OBJECTIVE: Retype exactly the lines from the line with "Type out the text in this image." to the end of the data, keeping both boundary lines.

DATA SHOWN:
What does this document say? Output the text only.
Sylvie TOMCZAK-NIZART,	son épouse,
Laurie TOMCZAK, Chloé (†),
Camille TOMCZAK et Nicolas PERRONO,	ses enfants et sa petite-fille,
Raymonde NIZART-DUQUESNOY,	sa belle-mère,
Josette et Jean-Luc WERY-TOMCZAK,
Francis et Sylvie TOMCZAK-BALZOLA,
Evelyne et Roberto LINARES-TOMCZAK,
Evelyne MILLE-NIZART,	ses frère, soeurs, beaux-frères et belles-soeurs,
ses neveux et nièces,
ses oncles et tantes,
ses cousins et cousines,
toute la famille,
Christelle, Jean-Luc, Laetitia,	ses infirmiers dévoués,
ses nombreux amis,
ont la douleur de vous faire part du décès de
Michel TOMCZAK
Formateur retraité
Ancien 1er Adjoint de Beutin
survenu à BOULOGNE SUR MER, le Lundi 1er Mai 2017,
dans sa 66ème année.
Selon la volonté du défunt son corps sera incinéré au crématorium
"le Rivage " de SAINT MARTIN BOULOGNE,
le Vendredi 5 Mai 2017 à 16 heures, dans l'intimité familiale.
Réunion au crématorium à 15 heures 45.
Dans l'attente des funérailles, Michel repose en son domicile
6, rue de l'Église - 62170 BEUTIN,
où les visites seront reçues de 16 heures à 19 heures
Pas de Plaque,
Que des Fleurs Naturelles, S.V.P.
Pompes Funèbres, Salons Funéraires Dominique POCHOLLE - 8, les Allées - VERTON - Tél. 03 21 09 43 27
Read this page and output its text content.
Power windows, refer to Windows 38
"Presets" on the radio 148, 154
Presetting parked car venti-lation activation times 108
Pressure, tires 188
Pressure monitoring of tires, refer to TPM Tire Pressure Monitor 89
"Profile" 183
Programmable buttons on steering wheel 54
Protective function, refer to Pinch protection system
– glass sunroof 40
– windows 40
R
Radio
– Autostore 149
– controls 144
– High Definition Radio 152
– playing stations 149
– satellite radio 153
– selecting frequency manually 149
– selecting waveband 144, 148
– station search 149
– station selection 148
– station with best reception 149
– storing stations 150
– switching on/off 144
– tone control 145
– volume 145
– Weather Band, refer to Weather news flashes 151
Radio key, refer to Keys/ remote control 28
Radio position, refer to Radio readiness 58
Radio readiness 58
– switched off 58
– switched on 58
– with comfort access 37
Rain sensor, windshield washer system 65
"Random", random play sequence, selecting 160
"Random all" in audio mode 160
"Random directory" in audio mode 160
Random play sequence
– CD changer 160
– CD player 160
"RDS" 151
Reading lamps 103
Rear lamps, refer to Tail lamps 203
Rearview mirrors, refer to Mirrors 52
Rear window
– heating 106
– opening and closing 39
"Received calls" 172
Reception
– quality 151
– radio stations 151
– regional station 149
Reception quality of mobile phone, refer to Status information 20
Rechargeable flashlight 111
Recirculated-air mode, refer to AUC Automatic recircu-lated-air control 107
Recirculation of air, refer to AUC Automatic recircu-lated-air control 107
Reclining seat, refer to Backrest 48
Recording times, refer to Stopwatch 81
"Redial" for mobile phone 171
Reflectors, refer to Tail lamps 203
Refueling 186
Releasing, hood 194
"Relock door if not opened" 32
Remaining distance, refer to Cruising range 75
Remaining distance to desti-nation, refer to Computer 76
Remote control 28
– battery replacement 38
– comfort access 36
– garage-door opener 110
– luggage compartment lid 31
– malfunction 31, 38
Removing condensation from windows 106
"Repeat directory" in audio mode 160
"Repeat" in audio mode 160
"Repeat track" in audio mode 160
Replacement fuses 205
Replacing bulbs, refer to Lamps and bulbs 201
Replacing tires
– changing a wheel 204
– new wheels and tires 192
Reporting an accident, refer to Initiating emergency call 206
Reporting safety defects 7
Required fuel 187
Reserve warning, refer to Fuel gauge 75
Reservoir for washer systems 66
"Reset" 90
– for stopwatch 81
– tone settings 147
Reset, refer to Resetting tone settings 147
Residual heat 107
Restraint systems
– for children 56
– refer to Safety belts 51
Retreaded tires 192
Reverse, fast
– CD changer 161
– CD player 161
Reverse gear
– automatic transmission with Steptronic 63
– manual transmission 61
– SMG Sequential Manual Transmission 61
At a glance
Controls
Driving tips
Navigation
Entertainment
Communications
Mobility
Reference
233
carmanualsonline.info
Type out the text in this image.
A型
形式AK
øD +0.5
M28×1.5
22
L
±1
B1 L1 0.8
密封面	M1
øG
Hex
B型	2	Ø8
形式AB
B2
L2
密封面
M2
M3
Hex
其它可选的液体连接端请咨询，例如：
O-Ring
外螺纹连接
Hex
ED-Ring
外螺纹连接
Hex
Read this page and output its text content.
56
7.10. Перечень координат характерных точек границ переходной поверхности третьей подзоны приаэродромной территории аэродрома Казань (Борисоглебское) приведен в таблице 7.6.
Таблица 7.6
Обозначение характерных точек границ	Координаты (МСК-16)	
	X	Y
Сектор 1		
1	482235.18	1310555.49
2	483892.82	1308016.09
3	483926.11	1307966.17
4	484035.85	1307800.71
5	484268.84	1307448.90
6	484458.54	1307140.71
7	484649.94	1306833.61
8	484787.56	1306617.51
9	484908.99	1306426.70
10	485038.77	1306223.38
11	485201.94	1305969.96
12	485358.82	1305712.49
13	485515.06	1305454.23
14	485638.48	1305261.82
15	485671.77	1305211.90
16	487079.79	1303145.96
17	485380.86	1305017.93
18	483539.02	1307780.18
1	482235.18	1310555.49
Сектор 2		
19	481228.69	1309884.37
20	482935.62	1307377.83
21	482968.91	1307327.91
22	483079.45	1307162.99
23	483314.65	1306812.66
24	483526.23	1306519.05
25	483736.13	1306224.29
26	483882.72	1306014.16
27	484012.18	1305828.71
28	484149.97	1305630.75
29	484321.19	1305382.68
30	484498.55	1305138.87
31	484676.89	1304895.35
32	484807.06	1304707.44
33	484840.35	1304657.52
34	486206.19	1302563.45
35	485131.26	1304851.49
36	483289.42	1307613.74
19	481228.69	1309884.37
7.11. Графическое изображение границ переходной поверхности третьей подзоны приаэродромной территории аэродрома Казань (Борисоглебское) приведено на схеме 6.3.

PROBLEM SOLUTION:
Type out the text in this image.
A型
形式AK
øD +0.5
M28×1.5
22
L
±1
B1 L1 0.8
密封面	M1
øG
Hex
B型	2	Ø8
形式AB
B2
L2
密封面
M2
M3
Hex
其它可选的液体连接端请咨询，例如：
O-Ring
外螺纹连接
Hex
ED-Ring
外螺纹连接
Hex
Read this page and output its text content.
56
7.10. Перечень координат характерных точек границ переходной поверхности третьей подзоны приаэродромной территории аэродрома Казань (Борисоглебское) приведен в таблице 7.6.
Таблица 7.6
Обозначение характерных точек границ	Координаты (МСК-16)	
	X	Y
Сектор 1		
1	482235.18	1310555.49
2	483892.82	1308016.09
3	483926.11	1307966.17
4	484035.85	1307800.71
5	484268.84	1307448.90
6	484458.54	1307140.71
7	484649.94	1306833.61
8	484787.56	1306617.51
9	484908.99	1306426.70
10	485038.77	1306223.38
11	485201.94	1305969.96
12	485358.82	1305712.49
13	485515.06	1305454.23
14	485638.48	1305261.82
15	485671.77	1305211.90
16	487079.79	1303145.96
17	485380.86	1305017.93
18	483539.02	1307780.18
1	482235.18	1310555.49
Сектор 2		
19	481228.69	1309884.37
20	482935.62	1307377.83
21	482968.91	1307327.91
22	483079.45	1307162.99
23	483314.65	1306812.66
24	483526.23	1306519.05
25	483736.13	1306224.29
26	483882.72	1306014.16
27	484012.18	1305828.71
28	484149.97	1305630.75
29	484321.19	1305382.68
30	484498.55	1305138.87
31	484676.89	1304895.35
32	484807.06	1304707.44
33	484840.35	1304657.52
34	486206.19	1302563.45
35	485131.26	1304851.49
36	483289.42	1307613.74
19	481228.69	1309884.37
7.11. Графическое изображение границ переходной поверхности третьей подзоны приаэродромной территории аэродрома Казань (Борисоглебское) приведено на схеме 6.3.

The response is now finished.